── Listed records ──

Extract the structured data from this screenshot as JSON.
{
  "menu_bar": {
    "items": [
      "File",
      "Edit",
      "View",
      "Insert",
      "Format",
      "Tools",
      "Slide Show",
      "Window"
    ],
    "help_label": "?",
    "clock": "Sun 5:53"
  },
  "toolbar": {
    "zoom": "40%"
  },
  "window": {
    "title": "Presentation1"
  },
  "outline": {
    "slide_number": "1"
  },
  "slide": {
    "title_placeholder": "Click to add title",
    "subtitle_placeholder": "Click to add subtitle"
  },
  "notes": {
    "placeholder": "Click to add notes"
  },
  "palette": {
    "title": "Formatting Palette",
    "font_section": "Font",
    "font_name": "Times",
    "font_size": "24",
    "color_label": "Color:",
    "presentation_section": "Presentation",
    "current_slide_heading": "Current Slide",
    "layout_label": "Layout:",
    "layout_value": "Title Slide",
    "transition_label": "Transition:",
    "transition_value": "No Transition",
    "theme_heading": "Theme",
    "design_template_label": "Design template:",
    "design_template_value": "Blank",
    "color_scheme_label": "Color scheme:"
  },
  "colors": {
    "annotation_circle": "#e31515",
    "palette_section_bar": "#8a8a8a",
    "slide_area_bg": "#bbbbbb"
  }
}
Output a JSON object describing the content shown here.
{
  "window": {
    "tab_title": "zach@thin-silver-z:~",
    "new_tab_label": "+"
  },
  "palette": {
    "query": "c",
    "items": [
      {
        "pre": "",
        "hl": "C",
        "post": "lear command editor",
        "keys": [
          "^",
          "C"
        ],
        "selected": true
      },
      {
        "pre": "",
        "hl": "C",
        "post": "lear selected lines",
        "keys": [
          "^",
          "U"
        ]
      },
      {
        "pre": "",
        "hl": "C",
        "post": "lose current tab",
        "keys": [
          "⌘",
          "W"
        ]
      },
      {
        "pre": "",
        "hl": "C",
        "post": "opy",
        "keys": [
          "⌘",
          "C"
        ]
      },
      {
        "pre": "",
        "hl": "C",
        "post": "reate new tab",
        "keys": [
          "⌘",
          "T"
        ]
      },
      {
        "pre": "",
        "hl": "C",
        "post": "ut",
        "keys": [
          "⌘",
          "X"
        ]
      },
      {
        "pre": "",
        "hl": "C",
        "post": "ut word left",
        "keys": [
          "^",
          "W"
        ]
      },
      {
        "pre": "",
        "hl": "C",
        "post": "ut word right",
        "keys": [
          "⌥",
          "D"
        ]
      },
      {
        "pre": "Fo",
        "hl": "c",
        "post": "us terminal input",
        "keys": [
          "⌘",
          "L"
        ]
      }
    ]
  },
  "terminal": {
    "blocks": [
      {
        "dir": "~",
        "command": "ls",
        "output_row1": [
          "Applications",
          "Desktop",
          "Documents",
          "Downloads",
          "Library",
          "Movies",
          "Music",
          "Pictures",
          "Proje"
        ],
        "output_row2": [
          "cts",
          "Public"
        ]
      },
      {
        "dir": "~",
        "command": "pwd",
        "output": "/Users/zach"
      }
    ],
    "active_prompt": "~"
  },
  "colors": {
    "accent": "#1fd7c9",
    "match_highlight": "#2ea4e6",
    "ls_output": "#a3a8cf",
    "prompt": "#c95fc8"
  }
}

───
── Listed records ──

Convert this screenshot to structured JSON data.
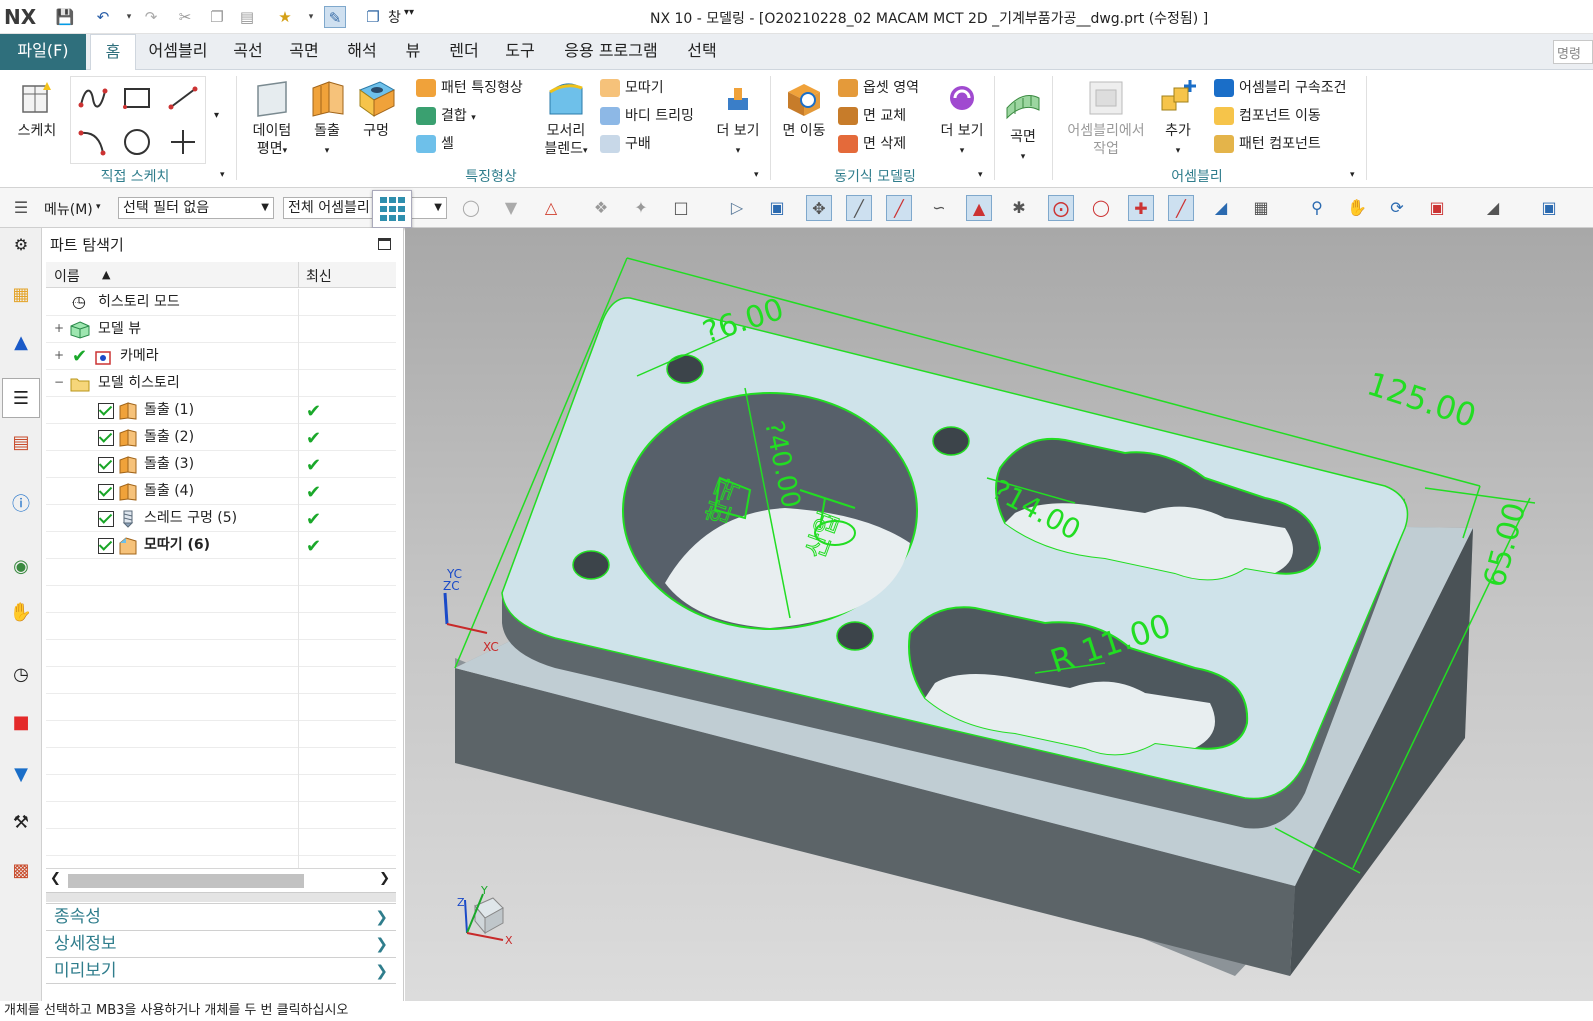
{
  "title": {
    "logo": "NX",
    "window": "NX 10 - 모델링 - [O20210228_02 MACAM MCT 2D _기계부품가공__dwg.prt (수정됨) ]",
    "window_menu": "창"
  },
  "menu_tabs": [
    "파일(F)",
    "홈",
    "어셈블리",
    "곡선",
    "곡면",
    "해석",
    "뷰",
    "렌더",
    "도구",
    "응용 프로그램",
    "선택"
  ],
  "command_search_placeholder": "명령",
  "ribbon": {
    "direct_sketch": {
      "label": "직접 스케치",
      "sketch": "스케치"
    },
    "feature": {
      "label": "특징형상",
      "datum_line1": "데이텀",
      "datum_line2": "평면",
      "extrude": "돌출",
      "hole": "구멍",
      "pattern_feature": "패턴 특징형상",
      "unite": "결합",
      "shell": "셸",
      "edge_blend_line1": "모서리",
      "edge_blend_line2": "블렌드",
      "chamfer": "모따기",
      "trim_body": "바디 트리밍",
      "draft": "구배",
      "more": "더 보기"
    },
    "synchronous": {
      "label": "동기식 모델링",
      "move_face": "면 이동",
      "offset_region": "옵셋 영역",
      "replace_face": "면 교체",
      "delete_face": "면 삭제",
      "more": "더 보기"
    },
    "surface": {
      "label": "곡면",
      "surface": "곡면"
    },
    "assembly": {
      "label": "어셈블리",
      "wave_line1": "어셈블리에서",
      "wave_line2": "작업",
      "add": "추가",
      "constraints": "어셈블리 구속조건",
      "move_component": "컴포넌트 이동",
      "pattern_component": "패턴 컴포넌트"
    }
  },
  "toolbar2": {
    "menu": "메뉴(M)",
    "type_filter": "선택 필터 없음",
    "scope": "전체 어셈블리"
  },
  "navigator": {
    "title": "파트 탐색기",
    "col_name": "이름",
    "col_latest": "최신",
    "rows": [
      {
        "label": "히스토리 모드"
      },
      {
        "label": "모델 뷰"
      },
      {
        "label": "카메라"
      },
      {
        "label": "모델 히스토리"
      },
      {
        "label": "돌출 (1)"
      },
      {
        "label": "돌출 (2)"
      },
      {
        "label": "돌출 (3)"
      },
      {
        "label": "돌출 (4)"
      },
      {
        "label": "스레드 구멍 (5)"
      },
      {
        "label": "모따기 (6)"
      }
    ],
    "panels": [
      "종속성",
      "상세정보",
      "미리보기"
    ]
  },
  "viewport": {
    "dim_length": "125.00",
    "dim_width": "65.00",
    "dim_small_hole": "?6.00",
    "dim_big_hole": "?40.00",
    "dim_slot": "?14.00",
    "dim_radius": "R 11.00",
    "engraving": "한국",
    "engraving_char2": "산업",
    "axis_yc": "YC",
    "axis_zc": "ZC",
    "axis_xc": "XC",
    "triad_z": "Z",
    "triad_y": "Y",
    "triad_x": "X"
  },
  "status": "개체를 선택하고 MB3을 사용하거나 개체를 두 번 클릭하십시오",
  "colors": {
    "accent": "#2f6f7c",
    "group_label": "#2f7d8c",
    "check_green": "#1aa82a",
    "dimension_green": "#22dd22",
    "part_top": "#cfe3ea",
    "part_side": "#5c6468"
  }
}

───
── Listed records ──

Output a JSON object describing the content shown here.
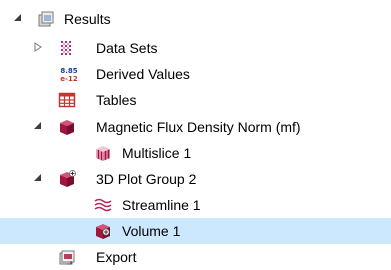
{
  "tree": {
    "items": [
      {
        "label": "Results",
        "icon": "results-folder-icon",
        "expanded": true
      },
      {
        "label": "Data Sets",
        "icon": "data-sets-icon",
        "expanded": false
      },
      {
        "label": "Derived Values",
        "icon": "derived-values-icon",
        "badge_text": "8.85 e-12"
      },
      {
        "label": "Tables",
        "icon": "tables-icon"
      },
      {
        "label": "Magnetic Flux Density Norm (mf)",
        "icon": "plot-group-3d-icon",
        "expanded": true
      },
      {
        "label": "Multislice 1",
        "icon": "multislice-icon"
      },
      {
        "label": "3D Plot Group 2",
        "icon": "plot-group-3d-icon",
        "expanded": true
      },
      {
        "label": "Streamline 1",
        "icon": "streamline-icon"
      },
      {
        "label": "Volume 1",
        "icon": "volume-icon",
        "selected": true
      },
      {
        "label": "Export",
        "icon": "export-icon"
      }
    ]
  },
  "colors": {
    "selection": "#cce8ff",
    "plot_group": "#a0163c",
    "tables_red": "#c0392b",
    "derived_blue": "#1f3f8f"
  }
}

───

» Directions:
Copy all lines in the listing above where the string "structured" appears.

» Solved problem:
Extract the structured data from this screenshot as JSON.
Convert this screenshot to structured JSON data.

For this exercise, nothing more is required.